PROMPT
Search the records for "ville" and copy each line that holds it.

INPUT ROWS

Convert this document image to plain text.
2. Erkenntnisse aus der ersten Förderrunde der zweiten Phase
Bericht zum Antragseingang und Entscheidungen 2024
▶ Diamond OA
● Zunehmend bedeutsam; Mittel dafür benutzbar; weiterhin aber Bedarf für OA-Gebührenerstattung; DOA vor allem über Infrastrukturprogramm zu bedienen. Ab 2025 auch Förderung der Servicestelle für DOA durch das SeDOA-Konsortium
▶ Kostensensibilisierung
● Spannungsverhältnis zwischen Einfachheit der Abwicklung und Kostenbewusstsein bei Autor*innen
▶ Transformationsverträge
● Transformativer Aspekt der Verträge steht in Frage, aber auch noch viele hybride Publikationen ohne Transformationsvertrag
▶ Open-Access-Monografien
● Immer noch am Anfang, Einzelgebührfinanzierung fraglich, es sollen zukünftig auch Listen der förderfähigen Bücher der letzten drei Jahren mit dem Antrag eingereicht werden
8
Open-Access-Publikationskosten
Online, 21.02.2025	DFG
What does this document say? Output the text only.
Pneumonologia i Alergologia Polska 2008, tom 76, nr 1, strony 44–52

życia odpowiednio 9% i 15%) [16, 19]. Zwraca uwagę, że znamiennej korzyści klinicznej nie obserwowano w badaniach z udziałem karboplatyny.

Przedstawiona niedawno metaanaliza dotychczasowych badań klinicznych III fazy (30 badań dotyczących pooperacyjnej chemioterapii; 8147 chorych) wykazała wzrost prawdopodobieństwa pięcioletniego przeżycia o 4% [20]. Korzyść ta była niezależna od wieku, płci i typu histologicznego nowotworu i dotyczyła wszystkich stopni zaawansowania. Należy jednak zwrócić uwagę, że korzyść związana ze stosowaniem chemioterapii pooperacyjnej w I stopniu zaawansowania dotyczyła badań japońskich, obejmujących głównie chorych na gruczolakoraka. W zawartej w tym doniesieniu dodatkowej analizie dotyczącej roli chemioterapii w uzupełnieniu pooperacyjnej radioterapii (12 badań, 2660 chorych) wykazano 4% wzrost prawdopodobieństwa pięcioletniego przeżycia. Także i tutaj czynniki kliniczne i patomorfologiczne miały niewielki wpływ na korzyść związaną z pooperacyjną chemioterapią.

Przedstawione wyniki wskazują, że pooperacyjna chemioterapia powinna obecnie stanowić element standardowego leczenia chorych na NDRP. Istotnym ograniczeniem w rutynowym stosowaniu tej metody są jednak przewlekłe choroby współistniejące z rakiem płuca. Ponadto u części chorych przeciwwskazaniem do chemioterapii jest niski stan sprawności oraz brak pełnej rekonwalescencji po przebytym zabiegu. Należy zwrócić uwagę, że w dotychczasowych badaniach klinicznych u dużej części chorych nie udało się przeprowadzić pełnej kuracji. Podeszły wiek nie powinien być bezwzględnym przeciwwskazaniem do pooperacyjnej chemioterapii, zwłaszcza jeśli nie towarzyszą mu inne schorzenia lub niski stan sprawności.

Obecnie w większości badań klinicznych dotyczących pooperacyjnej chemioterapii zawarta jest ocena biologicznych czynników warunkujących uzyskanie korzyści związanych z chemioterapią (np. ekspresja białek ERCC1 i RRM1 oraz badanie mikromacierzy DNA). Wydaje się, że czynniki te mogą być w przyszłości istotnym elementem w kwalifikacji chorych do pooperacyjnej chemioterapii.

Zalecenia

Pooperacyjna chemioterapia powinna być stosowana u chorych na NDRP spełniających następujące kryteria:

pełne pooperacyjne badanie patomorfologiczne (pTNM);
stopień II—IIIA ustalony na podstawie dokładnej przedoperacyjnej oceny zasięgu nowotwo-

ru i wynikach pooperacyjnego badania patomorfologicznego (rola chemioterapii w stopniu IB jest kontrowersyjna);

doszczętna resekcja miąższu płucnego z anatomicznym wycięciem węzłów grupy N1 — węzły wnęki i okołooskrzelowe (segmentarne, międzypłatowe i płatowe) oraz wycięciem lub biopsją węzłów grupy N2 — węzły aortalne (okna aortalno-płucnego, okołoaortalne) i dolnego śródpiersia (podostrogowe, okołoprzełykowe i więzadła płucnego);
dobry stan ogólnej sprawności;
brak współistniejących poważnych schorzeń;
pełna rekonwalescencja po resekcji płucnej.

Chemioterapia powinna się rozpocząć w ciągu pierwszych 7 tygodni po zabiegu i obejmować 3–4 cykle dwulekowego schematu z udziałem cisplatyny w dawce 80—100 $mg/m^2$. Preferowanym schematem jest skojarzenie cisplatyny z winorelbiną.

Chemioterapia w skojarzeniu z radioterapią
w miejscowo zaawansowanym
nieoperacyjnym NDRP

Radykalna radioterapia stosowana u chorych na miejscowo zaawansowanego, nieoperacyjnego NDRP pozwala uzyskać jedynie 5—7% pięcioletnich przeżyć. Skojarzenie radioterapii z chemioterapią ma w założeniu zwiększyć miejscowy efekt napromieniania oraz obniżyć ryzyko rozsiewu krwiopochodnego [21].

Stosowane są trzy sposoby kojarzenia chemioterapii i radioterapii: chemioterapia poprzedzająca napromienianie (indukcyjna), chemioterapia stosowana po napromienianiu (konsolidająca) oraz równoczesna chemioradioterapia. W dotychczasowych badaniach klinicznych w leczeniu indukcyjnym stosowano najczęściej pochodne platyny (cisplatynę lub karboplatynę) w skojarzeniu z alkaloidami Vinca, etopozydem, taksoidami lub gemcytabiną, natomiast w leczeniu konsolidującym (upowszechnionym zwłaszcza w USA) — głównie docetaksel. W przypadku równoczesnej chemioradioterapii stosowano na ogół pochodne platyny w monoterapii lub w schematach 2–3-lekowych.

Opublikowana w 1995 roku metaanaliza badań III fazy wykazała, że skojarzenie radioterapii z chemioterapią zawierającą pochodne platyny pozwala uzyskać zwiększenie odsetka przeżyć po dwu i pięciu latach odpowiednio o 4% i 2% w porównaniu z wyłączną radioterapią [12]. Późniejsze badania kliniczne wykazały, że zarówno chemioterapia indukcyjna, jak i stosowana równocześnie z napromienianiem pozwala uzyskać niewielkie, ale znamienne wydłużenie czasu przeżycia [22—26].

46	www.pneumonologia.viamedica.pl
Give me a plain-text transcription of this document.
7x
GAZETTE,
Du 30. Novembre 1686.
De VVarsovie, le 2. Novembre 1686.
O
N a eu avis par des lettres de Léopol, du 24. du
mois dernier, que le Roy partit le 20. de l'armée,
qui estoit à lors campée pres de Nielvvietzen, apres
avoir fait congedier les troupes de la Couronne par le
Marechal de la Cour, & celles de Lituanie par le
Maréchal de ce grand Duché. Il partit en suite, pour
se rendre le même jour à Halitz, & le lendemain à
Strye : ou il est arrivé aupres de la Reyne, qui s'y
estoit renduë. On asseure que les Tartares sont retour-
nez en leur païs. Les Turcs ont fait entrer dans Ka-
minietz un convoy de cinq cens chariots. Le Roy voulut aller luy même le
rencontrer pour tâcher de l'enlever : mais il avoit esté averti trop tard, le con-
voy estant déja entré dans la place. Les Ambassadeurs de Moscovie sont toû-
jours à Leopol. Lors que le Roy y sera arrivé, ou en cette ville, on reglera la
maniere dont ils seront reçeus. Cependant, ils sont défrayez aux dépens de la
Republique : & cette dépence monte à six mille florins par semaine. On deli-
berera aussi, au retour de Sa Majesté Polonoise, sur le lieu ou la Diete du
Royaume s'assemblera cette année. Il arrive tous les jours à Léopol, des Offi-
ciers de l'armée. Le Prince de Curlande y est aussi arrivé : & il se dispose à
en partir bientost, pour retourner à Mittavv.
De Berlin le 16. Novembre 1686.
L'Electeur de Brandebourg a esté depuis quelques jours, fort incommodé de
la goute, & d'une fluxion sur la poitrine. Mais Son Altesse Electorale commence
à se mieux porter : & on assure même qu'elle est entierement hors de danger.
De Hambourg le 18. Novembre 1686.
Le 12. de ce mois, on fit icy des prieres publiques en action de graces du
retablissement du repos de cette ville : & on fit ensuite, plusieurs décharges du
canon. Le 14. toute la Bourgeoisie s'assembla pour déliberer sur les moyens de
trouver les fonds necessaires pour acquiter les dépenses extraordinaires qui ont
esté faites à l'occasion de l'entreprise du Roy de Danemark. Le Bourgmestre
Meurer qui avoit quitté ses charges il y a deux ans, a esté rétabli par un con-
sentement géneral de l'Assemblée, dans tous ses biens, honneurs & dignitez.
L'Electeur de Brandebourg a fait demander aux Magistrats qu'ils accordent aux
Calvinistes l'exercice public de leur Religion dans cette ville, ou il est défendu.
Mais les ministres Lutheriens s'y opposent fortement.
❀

WORKED ANSWER
jours à Leopol. Lors que le Roy y sera arrivé, ou en cette ville, on reglera la
retablissement du repos de cette ville : & on fit ensuite, plusieurs décharges du
Calvinistes l'exercice public de leur Religion dans cette ville, ou il est défendu.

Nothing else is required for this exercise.